▶ Exercise directions
In the entries below, find every line holding the string "home" and collect it.

Dataset records on visual material:
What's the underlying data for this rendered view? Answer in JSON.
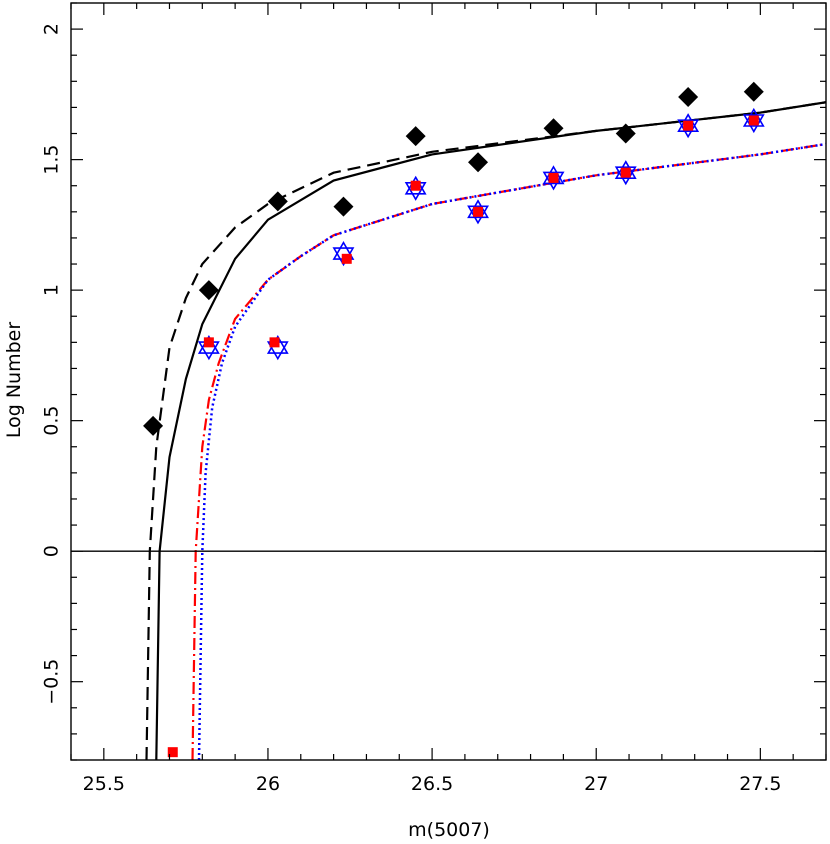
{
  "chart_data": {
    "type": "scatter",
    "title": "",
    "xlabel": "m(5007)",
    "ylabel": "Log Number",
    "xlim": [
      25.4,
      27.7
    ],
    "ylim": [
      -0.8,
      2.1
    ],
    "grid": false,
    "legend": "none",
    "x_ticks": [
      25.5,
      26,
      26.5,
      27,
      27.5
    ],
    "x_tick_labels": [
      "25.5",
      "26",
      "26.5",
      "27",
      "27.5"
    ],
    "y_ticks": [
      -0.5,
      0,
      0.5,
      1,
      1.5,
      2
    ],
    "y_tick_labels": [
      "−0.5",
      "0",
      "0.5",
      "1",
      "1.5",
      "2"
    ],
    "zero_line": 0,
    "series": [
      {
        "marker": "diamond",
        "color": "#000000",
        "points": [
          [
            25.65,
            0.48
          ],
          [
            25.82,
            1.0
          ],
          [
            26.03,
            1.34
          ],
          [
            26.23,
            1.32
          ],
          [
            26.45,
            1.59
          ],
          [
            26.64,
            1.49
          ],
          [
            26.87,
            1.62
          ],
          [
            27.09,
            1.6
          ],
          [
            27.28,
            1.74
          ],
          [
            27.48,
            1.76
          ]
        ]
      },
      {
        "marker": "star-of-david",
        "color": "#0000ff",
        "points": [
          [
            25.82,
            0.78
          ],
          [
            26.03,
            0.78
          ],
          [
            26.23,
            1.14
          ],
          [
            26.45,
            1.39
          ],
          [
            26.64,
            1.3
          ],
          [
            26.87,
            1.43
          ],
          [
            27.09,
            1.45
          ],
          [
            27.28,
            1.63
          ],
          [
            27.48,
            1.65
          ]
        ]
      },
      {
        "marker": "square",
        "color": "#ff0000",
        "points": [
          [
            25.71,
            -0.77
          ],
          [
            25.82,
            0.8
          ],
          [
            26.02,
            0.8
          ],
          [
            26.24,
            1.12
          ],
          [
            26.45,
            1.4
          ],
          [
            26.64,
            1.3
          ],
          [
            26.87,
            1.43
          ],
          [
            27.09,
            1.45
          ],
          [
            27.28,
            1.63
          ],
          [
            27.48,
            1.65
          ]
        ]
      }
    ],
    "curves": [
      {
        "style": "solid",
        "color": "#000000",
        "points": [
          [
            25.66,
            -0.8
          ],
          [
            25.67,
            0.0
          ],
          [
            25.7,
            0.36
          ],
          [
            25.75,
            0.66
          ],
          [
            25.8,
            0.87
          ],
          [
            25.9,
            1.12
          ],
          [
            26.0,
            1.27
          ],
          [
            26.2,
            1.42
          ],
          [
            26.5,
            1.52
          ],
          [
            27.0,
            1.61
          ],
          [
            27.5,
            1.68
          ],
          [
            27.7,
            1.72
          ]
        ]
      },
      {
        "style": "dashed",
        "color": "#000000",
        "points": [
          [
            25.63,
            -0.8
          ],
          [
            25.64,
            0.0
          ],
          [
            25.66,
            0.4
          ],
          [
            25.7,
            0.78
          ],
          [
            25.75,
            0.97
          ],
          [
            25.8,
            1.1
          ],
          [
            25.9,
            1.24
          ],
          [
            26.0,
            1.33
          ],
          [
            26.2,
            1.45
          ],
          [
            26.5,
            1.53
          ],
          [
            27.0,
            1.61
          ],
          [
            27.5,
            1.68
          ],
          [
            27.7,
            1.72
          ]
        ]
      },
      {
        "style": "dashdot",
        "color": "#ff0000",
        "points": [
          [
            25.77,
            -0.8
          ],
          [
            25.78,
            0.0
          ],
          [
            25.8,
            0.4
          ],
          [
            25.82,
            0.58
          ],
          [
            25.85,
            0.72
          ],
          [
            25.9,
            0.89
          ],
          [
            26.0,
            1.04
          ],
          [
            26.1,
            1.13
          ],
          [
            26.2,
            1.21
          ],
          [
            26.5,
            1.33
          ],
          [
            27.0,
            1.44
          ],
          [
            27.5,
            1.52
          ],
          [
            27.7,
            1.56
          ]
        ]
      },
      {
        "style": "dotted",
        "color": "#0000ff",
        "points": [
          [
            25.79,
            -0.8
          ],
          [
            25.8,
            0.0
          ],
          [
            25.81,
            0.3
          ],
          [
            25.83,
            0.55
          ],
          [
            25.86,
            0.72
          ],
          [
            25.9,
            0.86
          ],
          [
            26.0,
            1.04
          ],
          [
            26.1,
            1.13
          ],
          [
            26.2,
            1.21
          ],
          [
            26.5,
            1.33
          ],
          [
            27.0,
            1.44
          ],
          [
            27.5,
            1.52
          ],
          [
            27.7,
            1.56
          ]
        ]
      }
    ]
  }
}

---

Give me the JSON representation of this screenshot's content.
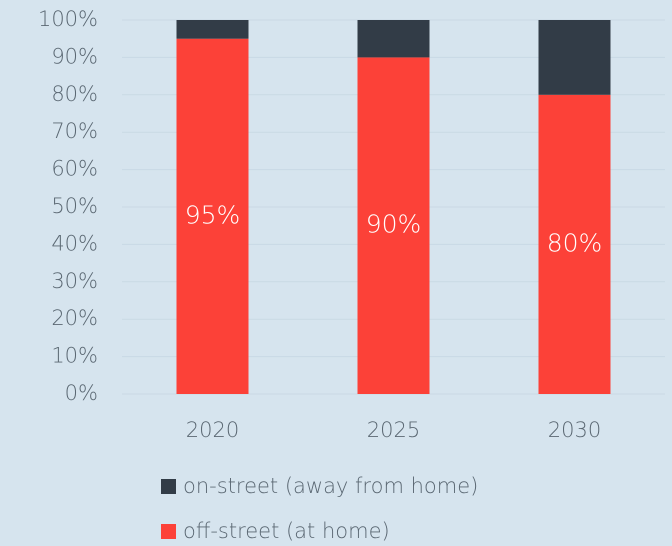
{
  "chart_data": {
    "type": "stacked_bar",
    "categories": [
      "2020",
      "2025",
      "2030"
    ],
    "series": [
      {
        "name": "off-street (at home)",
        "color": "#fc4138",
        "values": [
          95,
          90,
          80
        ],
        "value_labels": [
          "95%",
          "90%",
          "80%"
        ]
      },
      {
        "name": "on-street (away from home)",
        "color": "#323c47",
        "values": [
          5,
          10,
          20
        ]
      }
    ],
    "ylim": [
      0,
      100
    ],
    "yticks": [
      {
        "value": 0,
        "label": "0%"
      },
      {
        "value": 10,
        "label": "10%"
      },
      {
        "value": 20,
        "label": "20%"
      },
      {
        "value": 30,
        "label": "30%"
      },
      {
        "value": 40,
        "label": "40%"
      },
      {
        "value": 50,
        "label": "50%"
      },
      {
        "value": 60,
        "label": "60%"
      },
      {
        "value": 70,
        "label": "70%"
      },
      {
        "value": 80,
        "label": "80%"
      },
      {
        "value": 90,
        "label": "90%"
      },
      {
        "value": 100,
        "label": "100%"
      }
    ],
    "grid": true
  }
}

▶ The answer
        "name": "off-street (at home)",
        "name": "on-street (away from home)",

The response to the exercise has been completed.